▶ _Work to do_: Restate every entry word for word.

Saved data entries:
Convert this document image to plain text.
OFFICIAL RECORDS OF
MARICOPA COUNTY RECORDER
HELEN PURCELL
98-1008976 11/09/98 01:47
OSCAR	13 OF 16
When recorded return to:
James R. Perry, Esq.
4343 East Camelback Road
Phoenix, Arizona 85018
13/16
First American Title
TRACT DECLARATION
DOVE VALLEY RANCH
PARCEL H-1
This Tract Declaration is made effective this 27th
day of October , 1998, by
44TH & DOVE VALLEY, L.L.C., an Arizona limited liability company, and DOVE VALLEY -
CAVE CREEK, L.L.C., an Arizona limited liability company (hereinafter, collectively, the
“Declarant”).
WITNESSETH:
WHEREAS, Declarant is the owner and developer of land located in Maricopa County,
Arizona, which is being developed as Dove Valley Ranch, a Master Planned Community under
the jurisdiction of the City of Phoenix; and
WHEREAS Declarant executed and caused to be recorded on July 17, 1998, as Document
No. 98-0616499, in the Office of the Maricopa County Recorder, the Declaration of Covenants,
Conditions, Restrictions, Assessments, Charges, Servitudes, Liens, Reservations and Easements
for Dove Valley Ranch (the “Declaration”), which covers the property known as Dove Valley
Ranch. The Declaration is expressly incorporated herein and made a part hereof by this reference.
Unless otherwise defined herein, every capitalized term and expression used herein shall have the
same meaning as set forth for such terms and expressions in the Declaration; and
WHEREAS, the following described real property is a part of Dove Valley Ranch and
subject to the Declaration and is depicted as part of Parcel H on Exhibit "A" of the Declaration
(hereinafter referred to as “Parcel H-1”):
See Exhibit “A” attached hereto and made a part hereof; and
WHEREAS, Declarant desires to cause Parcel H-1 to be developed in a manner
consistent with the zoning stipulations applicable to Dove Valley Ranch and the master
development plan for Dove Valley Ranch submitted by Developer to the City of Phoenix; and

▶ _Result for this task_:
Convert this document image to plain text.
OFFICIAL RECORDS OF
MARICOPA COUNTY RECORDER
HELEN PURCELL
98-1008976 11/09/98 01:47
OSCAR	13 OF 16
When recorded return to:
James R. Perry, Esq.
4343 East Camelback Road
Phoenix, Arizona 85018
13/16
First American Title
TRACT DECLARATION
DOVE VALLEY RANCH
PARCEL H-1
This Tract Declaration is made effective this 27th
day of October , 1998, by
44TH & DOVE VALLEY, L.L.C., an Arizona limited liability company, and DOVE VALLEY -
CAVE CREEK, L.L.C., an Arizona limited liability company (hereinafter, collectively, the
“Declarant”).
WITNESSETH:
WHEREAS, Declarant is the owner and developer of land located in Maricopa County,
Arizona, which is being developed as Dove Valley Ranch, a Master Planned Community under
the jurisdiction of the City of Phoenix; and
WHEREAS Declarant executed and caused to be recorded on July 17, 1998, as Document
No. 98-0616499, in the Office of the Maricopa County Recorder, the Declaration of Covenants,
Conditions, Restrictions, Assessments, Charges, Servitudes, Liens, Reservations and Easements
for Dove Valley Ranch (the “Declaration”), which covers the property known as Dove Valley
Ranch. The Declaration is expressly incorporated herein and made a part hereof by this reference.
Unless otherwise defined herein, every capitalized term and expression used herein shall have the
same meaning as set forth for such terms and expressions in the Declaration; and
WHEREAS, the following described real property is a part of Dove Valley Ranch and
subject to the Declaration and is depicted as part of Parcel H on Exhibit "A" of the Declaration
(hereinafter referred to as “Parcel H-1”):
See Exhibit “A” attached hereto and made a part hereof; and
WHEREAS, Declarant desires to cause Parcel H-1 to be developed in a manner
consistent with the zoning stipulations applicable to Dove Valley Ranch and the master
development plan for Dove Valley Ranch submitted by Developer to the City of Phoenix; and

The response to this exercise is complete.